<<<<

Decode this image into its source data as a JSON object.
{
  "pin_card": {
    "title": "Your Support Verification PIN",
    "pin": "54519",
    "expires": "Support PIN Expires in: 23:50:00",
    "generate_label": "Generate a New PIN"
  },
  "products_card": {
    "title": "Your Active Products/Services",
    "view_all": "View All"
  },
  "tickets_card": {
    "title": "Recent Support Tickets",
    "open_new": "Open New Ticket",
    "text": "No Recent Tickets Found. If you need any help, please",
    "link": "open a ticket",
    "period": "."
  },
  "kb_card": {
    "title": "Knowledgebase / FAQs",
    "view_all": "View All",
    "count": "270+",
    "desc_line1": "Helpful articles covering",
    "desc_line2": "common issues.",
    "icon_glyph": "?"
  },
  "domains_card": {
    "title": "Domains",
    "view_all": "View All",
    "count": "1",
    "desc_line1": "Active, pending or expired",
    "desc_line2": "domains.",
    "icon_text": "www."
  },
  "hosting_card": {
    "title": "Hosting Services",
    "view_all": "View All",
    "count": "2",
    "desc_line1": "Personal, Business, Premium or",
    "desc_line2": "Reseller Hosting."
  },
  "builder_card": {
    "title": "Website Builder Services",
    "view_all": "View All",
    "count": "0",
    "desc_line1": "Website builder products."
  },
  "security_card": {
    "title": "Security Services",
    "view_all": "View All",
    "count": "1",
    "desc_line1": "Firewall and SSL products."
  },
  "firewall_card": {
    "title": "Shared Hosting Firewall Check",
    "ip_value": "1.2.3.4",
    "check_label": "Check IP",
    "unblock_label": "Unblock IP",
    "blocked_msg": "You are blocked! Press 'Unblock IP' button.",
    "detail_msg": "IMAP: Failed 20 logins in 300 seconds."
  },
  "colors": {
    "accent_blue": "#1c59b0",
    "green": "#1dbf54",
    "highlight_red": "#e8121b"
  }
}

>>>>
<<<<

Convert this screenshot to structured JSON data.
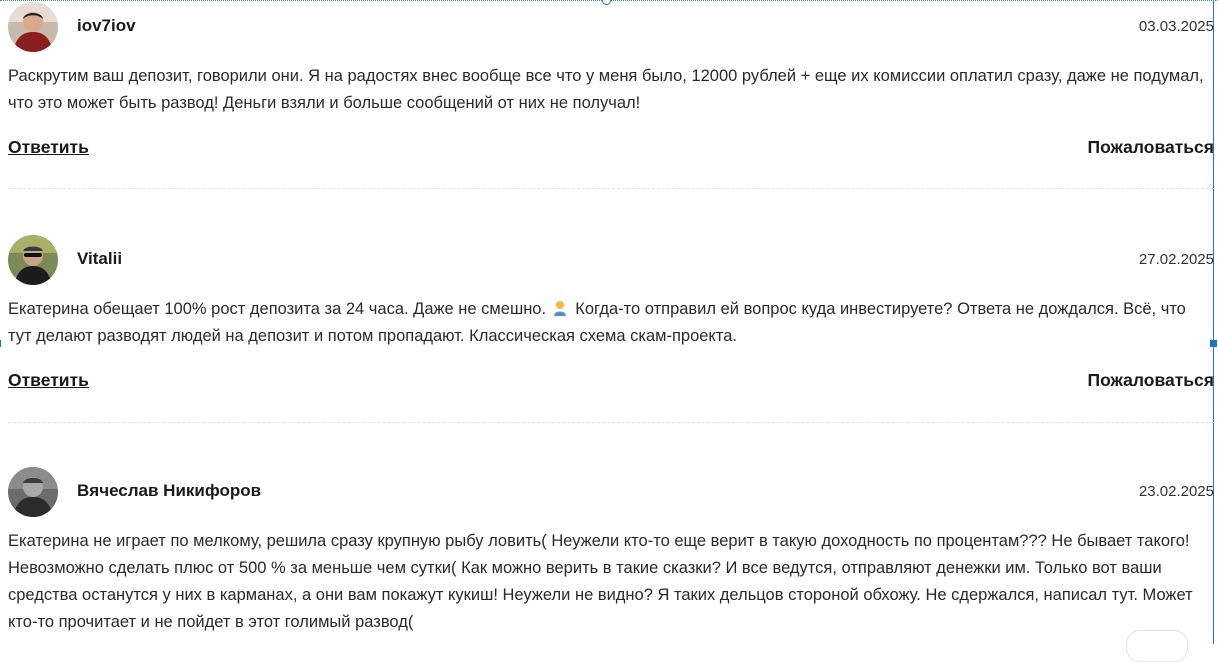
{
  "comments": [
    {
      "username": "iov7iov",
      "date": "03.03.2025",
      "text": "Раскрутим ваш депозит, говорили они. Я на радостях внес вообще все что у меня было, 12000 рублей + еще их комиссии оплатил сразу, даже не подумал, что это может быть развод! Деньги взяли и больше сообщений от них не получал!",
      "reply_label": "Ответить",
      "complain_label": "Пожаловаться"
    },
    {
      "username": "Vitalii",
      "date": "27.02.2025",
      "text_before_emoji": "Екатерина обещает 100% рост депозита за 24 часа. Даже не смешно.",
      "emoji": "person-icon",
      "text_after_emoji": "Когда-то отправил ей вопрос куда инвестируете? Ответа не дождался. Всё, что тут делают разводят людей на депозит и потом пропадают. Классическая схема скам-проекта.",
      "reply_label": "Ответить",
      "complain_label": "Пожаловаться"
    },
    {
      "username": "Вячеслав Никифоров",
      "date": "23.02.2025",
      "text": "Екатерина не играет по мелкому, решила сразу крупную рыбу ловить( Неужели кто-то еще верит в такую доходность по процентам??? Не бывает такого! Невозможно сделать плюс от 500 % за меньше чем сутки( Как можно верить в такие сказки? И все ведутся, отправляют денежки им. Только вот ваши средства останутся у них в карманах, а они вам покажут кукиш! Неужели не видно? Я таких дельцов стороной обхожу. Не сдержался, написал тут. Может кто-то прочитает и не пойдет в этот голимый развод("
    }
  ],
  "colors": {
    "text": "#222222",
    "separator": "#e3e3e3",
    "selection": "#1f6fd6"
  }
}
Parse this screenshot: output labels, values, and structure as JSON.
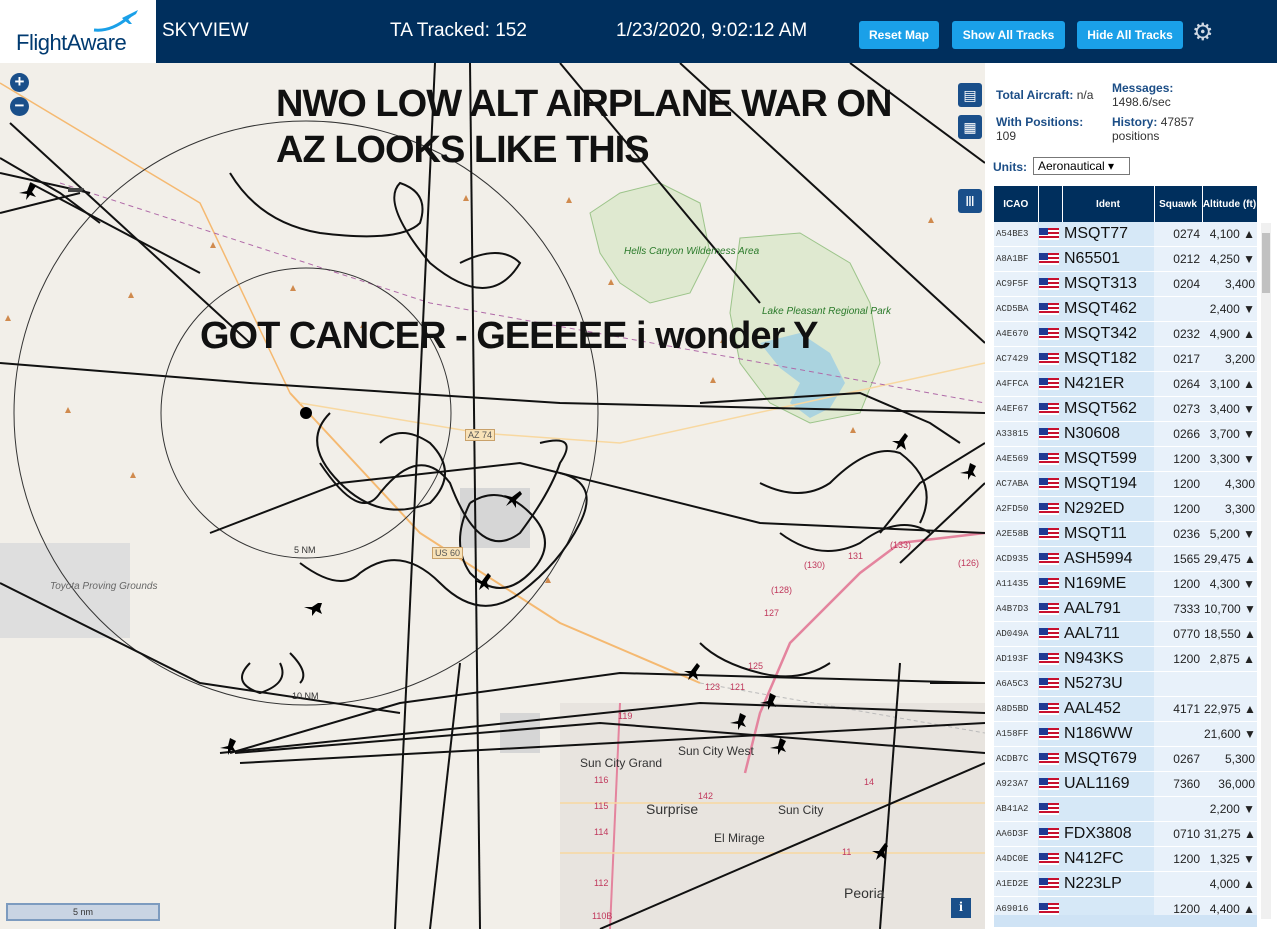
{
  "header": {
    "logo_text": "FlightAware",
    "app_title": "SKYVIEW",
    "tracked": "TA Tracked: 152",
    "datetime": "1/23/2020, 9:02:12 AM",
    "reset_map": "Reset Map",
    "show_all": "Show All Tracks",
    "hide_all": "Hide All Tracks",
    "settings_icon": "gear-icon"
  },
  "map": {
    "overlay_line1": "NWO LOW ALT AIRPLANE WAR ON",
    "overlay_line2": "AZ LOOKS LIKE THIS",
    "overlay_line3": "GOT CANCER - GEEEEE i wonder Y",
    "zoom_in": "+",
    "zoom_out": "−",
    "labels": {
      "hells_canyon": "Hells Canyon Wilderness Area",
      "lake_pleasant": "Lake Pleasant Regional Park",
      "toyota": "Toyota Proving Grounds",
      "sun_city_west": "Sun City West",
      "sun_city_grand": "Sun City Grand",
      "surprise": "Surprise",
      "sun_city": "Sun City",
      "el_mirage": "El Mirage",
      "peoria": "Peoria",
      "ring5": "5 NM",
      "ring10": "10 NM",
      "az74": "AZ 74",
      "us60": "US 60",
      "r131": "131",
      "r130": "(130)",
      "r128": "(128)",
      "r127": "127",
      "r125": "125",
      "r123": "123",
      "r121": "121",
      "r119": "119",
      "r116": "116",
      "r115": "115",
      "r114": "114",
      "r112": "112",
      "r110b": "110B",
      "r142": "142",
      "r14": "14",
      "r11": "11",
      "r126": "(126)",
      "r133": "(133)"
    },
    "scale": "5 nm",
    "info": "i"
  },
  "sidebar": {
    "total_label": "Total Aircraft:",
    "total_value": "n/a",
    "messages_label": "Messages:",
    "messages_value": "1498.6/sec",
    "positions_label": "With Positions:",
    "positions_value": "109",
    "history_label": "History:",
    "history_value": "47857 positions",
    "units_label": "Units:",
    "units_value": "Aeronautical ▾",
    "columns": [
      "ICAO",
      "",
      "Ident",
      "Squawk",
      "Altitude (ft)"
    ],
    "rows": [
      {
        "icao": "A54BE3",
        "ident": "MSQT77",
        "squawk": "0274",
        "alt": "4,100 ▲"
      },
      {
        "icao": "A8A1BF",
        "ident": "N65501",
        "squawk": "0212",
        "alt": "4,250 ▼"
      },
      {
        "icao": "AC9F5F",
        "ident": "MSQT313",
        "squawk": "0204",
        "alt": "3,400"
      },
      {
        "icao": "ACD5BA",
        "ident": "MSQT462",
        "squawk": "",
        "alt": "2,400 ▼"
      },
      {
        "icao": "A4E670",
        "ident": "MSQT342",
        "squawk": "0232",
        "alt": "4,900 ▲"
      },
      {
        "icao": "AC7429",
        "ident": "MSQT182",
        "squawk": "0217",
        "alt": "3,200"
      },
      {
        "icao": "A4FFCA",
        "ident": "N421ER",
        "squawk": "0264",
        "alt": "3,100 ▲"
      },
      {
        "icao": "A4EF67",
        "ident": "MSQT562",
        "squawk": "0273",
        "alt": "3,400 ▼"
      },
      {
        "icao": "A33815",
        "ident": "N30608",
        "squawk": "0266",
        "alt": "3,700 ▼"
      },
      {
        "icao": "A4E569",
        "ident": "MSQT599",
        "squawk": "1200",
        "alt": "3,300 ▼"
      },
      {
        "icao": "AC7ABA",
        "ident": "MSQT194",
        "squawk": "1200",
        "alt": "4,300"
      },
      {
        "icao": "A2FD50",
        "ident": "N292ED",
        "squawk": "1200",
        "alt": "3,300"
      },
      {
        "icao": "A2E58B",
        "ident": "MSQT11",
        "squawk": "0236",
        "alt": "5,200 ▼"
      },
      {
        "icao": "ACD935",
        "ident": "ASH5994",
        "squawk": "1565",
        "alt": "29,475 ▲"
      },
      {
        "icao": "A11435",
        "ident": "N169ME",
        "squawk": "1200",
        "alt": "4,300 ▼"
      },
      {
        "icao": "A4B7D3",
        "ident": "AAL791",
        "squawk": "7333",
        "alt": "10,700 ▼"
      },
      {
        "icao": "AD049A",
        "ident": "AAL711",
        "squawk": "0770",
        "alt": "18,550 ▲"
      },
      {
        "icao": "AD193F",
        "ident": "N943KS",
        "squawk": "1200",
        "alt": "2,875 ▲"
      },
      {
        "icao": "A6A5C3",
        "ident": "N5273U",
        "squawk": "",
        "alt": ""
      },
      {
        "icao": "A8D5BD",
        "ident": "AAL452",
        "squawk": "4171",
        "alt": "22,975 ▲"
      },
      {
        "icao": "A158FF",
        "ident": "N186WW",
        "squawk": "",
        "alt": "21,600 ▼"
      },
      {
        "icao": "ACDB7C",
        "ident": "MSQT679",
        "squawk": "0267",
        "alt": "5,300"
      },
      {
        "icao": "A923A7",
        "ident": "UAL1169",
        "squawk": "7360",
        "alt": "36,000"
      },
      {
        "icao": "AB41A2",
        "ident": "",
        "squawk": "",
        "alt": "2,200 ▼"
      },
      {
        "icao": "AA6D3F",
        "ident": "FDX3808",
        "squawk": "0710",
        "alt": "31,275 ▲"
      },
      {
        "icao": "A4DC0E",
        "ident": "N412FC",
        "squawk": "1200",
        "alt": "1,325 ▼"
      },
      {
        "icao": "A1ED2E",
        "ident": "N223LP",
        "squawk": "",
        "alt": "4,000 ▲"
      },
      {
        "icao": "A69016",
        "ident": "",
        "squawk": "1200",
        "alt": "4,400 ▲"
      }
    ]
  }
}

>>>>
<<<<

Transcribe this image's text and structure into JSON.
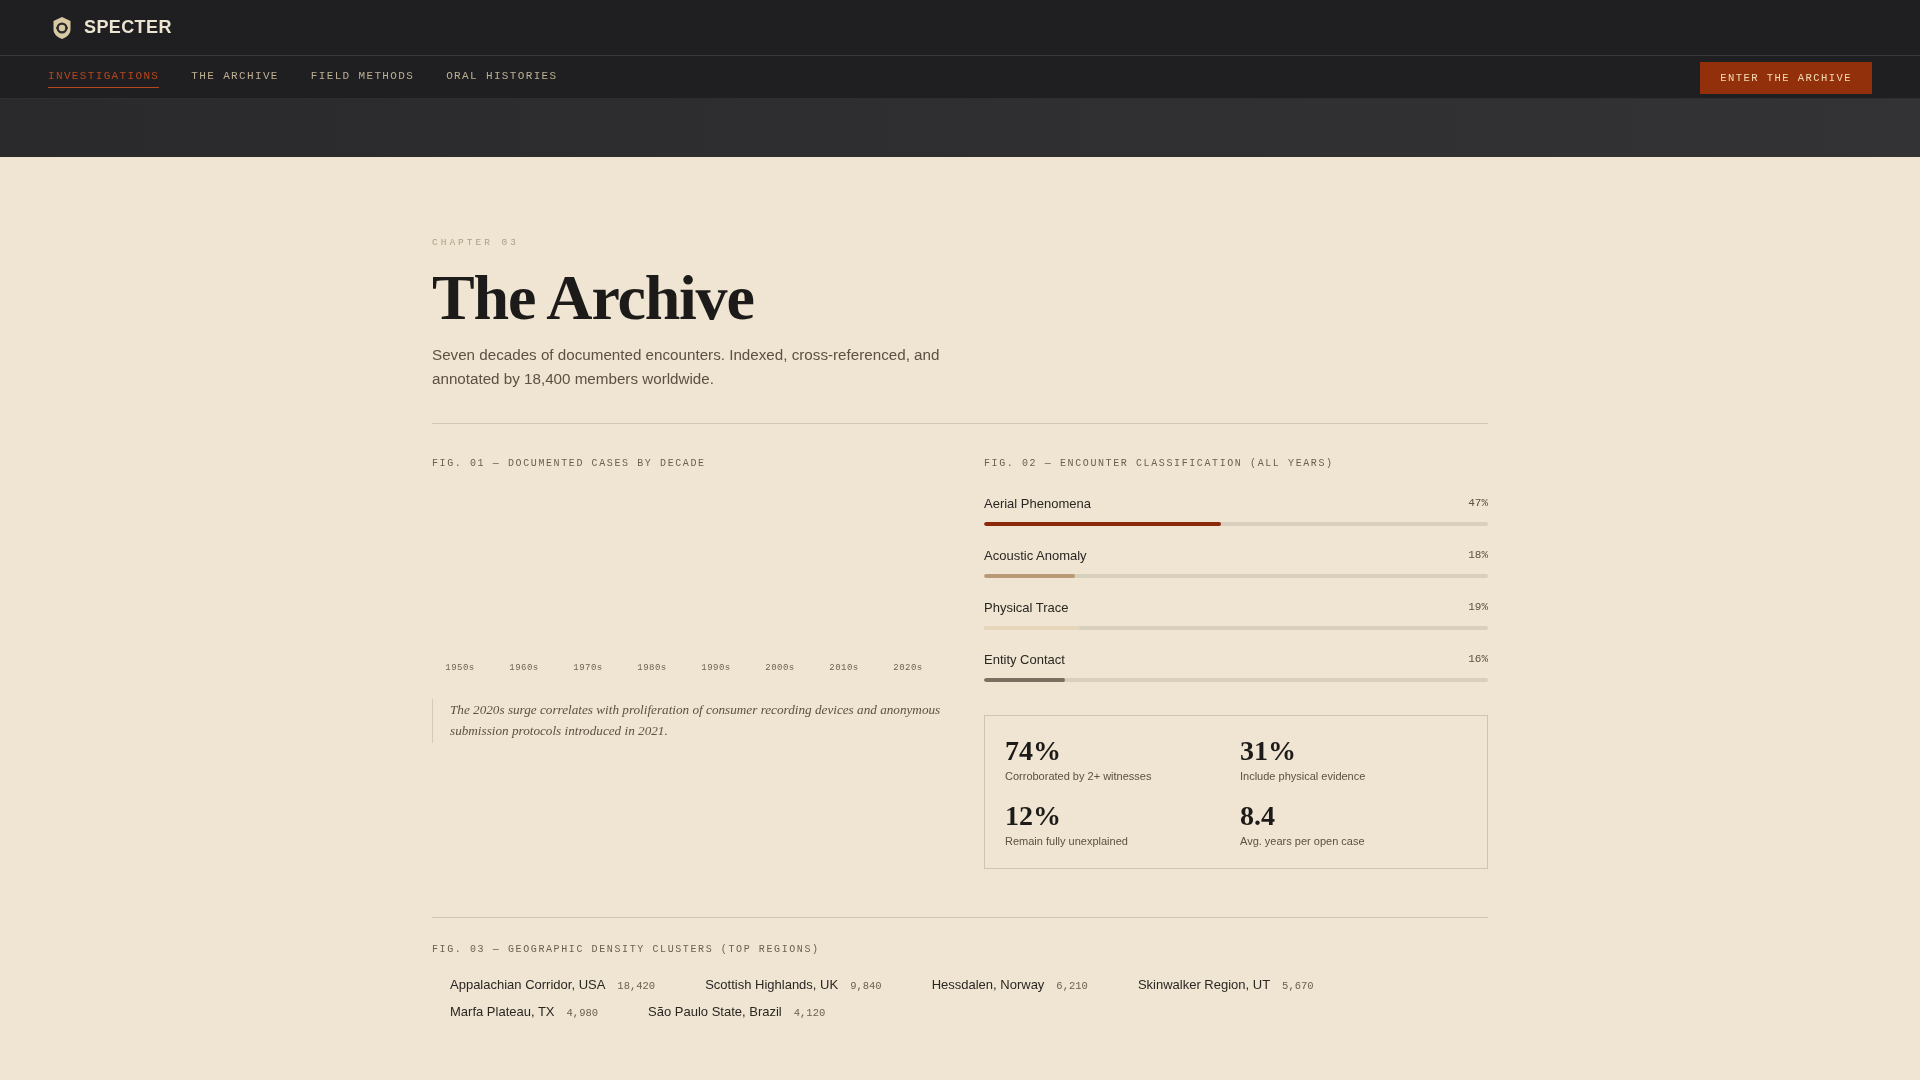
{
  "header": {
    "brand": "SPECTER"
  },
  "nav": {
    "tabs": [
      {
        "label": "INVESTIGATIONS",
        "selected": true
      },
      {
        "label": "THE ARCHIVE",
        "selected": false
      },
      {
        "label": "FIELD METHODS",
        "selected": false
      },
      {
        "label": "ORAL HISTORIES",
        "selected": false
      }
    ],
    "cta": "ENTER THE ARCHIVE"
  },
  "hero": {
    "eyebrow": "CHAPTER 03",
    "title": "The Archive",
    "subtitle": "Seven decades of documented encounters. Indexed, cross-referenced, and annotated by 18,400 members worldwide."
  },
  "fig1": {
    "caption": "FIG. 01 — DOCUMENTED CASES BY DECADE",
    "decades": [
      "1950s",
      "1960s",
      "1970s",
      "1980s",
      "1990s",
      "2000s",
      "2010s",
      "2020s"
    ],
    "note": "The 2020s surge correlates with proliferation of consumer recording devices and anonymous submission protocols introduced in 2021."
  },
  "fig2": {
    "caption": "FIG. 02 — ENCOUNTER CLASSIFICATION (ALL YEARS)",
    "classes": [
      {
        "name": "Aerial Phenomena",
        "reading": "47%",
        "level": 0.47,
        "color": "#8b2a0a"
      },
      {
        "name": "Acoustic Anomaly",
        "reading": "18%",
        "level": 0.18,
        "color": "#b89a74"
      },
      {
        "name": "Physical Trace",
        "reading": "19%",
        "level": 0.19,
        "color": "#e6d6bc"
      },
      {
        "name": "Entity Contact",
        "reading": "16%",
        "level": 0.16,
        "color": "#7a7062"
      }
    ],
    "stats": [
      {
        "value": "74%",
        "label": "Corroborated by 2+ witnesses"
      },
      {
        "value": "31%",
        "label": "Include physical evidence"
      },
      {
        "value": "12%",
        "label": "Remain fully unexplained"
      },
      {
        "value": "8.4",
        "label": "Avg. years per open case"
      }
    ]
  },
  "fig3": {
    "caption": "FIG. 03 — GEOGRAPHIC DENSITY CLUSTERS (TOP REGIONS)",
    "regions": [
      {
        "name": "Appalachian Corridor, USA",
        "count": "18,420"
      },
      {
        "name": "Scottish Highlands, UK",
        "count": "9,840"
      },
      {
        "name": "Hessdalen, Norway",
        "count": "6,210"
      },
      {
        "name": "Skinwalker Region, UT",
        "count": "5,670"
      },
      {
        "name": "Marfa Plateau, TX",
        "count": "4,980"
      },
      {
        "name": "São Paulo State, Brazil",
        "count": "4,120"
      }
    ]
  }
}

>>>>

* _EXERCISE GOAL_
Locate and copy each line in the data above that includes the word "Active".

* _EXERCISE RESULT_
    "title": "Your Active Products/Services",
    "desc_line1": "Active, pending or expired",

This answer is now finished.